[start Source records]

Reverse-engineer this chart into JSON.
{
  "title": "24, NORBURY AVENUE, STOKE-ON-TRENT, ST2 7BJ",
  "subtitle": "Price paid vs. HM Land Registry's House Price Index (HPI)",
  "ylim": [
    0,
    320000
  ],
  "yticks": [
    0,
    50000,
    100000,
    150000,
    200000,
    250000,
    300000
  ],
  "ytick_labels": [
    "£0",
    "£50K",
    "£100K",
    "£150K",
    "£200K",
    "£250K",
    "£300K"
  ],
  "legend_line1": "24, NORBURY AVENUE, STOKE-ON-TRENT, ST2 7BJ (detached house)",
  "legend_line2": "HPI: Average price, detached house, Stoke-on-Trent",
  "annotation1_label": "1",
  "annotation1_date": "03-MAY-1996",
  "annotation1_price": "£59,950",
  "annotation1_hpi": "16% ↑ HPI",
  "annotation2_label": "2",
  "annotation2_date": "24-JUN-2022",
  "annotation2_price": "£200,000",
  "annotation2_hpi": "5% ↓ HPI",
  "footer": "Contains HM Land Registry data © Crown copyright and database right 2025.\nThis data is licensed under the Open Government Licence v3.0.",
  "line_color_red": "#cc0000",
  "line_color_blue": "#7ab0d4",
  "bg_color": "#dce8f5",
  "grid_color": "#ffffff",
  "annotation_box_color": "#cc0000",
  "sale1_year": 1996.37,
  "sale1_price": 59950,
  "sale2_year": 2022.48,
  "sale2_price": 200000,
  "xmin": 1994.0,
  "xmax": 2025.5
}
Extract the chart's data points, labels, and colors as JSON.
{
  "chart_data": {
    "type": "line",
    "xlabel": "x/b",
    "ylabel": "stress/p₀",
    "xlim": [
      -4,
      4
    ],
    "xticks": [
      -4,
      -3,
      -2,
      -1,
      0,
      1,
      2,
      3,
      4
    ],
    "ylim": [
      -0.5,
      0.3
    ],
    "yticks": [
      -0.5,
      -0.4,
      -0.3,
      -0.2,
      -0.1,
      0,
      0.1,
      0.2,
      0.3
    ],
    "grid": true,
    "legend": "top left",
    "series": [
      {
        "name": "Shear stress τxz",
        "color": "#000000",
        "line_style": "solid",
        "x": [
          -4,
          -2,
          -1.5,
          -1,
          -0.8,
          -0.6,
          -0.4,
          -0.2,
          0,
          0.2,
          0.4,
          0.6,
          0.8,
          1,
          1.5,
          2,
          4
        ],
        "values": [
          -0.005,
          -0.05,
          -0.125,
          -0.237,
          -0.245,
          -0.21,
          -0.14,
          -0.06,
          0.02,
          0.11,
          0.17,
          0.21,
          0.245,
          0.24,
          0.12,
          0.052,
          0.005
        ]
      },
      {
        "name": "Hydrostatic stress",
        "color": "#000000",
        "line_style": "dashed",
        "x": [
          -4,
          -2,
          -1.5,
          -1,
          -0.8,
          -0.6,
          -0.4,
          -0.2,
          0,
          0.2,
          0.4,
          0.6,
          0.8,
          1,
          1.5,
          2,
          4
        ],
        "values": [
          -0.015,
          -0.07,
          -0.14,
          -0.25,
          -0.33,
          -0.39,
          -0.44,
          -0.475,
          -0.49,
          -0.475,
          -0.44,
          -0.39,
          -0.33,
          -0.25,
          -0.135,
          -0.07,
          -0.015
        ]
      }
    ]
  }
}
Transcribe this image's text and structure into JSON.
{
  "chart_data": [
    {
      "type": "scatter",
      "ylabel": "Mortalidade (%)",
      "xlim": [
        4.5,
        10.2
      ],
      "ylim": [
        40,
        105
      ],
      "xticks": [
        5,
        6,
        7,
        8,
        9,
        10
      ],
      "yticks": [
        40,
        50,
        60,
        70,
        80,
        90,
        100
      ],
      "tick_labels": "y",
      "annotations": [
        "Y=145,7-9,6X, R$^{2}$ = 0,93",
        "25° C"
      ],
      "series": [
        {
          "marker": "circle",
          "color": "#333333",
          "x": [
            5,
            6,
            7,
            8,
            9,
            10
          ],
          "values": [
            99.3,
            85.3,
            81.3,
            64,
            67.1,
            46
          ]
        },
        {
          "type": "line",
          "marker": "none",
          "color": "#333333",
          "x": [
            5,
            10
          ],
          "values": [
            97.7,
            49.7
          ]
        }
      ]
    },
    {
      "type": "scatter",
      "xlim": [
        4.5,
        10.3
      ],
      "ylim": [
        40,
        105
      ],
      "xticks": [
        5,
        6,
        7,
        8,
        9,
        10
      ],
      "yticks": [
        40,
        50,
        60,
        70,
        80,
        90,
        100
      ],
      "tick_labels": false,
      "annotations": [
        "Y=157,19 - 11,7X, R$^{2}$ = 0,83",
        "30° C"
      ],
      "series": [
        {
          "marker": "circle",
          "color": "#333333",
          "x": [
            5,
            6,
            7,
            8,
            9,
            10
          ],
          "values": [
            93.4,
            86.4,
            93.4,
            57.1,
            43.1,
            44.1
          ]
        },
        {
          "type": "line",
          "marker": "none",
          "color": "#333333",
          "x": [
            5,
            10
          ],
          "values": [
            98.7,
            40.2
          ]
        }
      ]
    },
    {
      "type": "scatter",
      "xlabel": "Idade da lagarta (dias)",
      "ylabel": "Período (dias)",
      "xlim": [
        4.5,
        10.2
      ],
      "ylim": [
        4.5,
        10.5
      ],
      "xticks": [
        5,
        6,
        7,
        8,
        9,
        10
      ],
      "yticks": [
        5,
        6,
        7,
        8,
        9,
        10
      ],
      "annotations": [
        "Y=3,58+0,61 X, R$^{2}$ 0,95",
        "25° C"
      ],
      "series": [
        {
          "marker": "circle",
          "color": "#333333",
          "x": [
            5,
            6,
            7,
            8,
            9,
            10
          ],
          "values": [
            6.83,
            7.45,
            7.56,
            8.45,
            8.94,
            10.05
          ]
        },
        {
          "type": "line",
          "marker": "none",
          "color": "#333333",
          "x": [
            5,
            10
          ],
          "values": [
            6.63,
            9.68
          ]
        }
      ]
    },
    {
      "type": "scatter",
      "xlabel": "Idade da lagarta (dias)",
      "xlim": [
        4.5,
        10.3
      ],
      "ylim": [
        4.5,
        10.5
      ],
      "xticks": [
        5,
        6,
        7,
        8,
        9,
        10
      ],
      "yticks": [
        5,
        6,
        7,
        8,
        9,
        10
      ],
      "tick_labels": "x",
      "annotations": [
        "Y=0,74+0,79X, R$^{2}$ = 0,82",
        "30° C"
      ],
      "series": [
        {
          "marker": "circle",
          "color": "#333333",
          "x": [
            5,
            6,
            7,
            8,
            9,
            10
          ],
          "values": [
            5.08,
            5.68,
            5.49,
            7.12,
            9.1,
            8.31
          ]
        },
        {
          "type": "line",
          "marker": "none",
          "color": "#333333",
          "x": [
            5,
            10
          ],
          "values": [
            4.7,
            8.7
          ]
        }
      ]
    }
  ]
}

[end Source records]

Written instruction:
Each entry is to be returned in full, character for character.

Response to this exercise:
Reverse-engineer this chart into JSON.
{
  "title": "24, NORBURY AVENUE, STOKE-ON-TRENT, ST2 7BJ",
  "subtitle": "Price paid vs. HM Land Registry's House Price Index (HPI)",
  "ylim": [
    0,
    320000
  ],
  "yticks": [
    0,
    50000,
    100000,
    150000,
    200000,
    250000,
    300000
  ],
  "ytick_labels": [
    "£0",
    "£50K",
    "£100K",
    "£150K",
    "£200K",
    "£250K",
    "£300K"
  ],
  "legend_line1": "24, NORBURY AVENUE, STOKE-ON-TRENT, ST2 7BJ (detached house)",
  "legend_line2": "HPI: Average price, detached house, Stoke-on-Trent",
  "annotation1_label": "1",
  "annotation1_date": "03-MAY-1996",
  "annotation1_price": "£59,950",
  "annotation1_hpi": "16% ↑ HPI",
  "annotation2_label": "2",
  "annotation2_date": "24-JUN-2022",
  "annotation2_price": "£200,000",
  "annotation2_hpi": "5% ↓ HPI",
  "footer": "Contains HM Land Registry data © Crown copyright and database right 2025.\nThis data is licensed under the Open Government Licence v3.0.",
  "line_color_red": "#cc0000",
  "line_color_blue": "#7ab0d4",
  "bg_color": "#dce8f5",
  "grid_color": "#ffffff",
  "annotation_box_color": "#cc0000",
  "sale1_year": 1996.37,
  "sale1_price": 59950,
  "sale2_year": 2022.48,
  "sale2_price": 200000,
  "xmin": 1994.0,
  "xmax": 2025.5
}
Extract the chart's data points, labels, and colors as JSON.
{
  "chart_data": {
    "type": "line",
    "xlabel": "x/b",
    "ylabel": "stress/p₀",
    "xlim": [
      -4,
      4
    ],
    "xticks": [
      -4,
      -3,
      -2,
      -1,
      0,
      1,
      2,
      3,
      4
    ],
    "ylim": [
      -0.5,
      0.3
    ],
    "yticks": [
      -0.5,
      -0.4,
      -0.3,
      -0.2,
      -0.1,
      0,
      0.1,
      0.2,
      0.3
    ],
    "grid": true,
    "legend": "top left",
    "series": [
      {
        "name": "Shear stress τxz",
        "color": "#000000",
        "line_style": "solid",
        "x": [
          -4,
          -2,
          -1.5,
          -1,
          -0.8,
          -0.6,
          -0.4,
          -0.2,
          0,
          0.2,
          0.4,
          0.6,
          0.8,
          1,
          1.5,
          2,
          4
        ],
        "values": [
          -0.005,
          -0.05,
          -0.125,
          -0.237,
          -0.245,
          -0.21,
          -0.14,
          -0.06,
          0.02,
          0.11,
          0.17,
          0.21,
          0.245,
          0.24,
          0.12,
          0.052,
          0.005
        ]
      },
      {
        "name": "Hydrostatic stress",
        "color": "#000000",
        "line_style": "dashed",
        "x": [
          -4,
          -2,
          -1.5,
          -1,
          -0.8,
          -0.6,
          -0.4,
          -0.2,
          0,
          0.2,
          0.4,
          0.6,
          0.8,
          1,
          1.5,
          2,
          4
        ],
        "values": [
          -0.015,
          -0.07,
          -0.14,
          -0.25,
          -0.33,
          -0.39,
          -0.44,
          -0.475,
          -0.49,
          -0.475,
          -0.44,
          -0.39,
          -0.33,
          -0.25,
          -0.135,
          -0.07,
          -0.015
        ]
      }
    ]
  }
}
Transcribe this image's text and structure into JSON.
{
  "chart_data": [
    {
      "type": "scatter",
      "ylabel": "Mortalidade (%)",
      "xlim": [
        4.5,
        10.2
      ],
      "ylim": [
        40,
        105
      ],
      "xticks": [
        5,
        6,
        7,
        8,
        9,
        10
      ],
      "yticks": [
        40,
        50,
        60,
        70,
        80,
        90,
        100
      ],
      "tick_labels": "y",
      "annotations": [
        "Y=145,7-9,6X, R$^{2}$ = 0,93",
        "25° C"
      ],
      "series": [
        {
          "marker": "circle",
          "color": "#333333",
          "x": [
            5,
            6,
            7,
            8,
            9,
            10
          ],
          "values": [
            99.3,
            85.3,
            81.3,
            64,
            67.1,
            46
          ]
        },
        {
          "type": "line",
          "marker": "none",
          "color": "#333333",
          "x": [
            5,
            10
          ],
          "values": [
            97.7,
            49.7
          ]
        }
      ]
    },
    {
      "type": "scatter",
      "xlim": [
        4.5,
        10.3
      ],
      "ylim": [
        40,
        105
      ],
      "xticks": [
        5,
        6,
        7,
        8,
        9,
        10
      ],
      "yticks": [
        40,
        50,
        60,
        70,
        80,
        90,
        100
      ],
      "tick_labels": false,
      "annotations": [
        "Y=157,19 - 11,7X, R$^{2}$ = 0,83",
        "30° C"
      ],
      "series": [
        {
          "marker": "circle",
          "color": "#333333",
          "x": [
            5,
            6,
            7,
            8,
            9,
            10
          ],
          "values": [
            93.4,
            86.4,
            93.4,
            57.1,
            43.1,
            44.1
          ]
        },
        {
          "type": "line",
          "marker": "none",
          "color": "#333333",
          "x": [
            5,
            10
          ],
          "values": [
            98.7,
            40.2
          ]
        }
      ]
    },
    {
      "type": "scatter",
      "xlabel": "Idade da lagarta (dias)",
      "ylabel": "Período (dias)",
      "xlim": [
        4.5,
        10.2
      ],
      "ylim": [
        4.5,
        10.5
      ],
      "xticks": [
        5,
        6,
        7,
        8,
        9,
        10
      ],
      "yticks": [
        5,
        6,
        7,
        8,
        9,
        10
      ],
      "annotations": [
        "Y=3,58+0,61 X, R$^{2}$ 0,95",
        "25° C"
      ],
      "series": [
        {
          "marker": "circle",
          "color": "#333333",
          "x": [
            5,
            6,
            7,
            8,
            9,
            10
          ],
          "values": [
            6.83,
            7.45,
            7.56,
            8.45,
            8.94,
            10.05
          ]
        },
        {
          "type": "line",
          "marker": "none",
          "color": "#333333",
          "x": [
            5,
            10
          ],
          "values": [
            6.63,
            9.68
          ]
        }
      ]
    },
    {
      "type": "scatter",
      "xlabel": "Idade da lagarta (dias)",
      "xlim": [
        4.5,
        10.3
      ],
      "ylim": [
        4.5,
        10.5
      ],
      "xticks": [
        5,
        6,
        7,
        8,
        9,
        10
      ],
      "yticks": [
        5,
        6,
        7,
        8,
        9,
        10
      ],
      "tick_labels": "x",
      "annotations": [
        "Y=0,74+0,79X, R$^{2}$ = 0,82",
        "30° C"
      ],
      "series": [
        {
          "marker": "circle",
          "color": "#333333",
          "x": [
            5,
            6,
            7,
            8,
            9,
            10
          ],
          "values": [
            5.08,
            5.68,
            5.49,
            7.12,
            9.1,
            8.31
          ]
        },
        {
          "type": "line",
          "marker": "none",
          "color": "#333333",
          "x": [
            5,
            10
          ],
          "values": [
            4.7,
            8.7
          ]
        }
      ]
    }
  ]
}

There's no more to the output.